- Excerpted data -
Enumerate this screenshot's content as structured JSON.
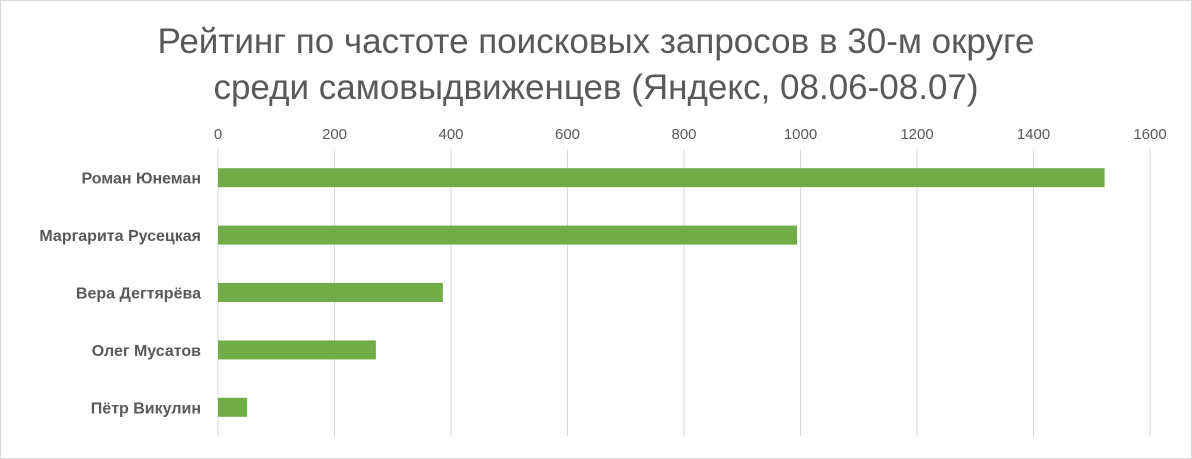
{
  "chart_data": {
    "type": "bar",
    "orientation": "horizontal",
    "title_line1": "Рейтинг по частоте поисковых запросов в 30-м округе",
    "title_line2": "среди самовыдвиженцев (Яндекс, 08.06-08.07)",
    "categories": [
      "Роман Юнеман",
      "Маргарита Русецкая",
      "Вера Дегтярёва",
      "Олег Мусатов",
      "Пётр Викулин"
    ],
    "values": [
      1522,
      994,
      386,
      271,
      50
    ],
    "xlim": [
      0,
      1600
    ],
    "x_ticks": [
      "0",
      "200",
      "400",
      "600",
      "800",
      "1000",
      "1200",
      "1400",
      "1600"
    ],
    "axis_position": "top",
    "grid": true,
    "legend": "none",
    "bar_color": "#70ad47",
    "grid_color": "#d9d9d9"
  }
}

- Written problem -
Set down the records in full and exactly. Do not carry over any image.

- Worked answer -
Enumerate this screenshot's content as structured JSON.
{
  "chart_data": {
    "type": "bar",
    "orientation": "horizontal",
    "title_line1": "Рейтинг по частоте поисковых запросов в 30-м округе",
    "title_line2": "среди самовыдвиженцев (Яндекс, 08.06-08.07)",
    "categories": [
      "Роман Юнеман",
      "Маргарита Русецкая",
      "Вера Дегтярёва",
      "Олег Мусатов",
      "Пётр Викулин"
    ],
    "values": [
      1522,
      994,
      386,
      271,
      50
    ],
    "xlim": [
      0,
      1600
    ],
    "x_ticks": [
      "0",
      "200",
      "400",
      "600",
      "800",
      "1000",
      "1200",
      "1400",
      "1600"
    ],
    "axis_position": "top",
    "grid": true,
    "legend": "none",
    "bar_color": "#70ad47",
    "grid_color": "#d9d9d9"
  }
}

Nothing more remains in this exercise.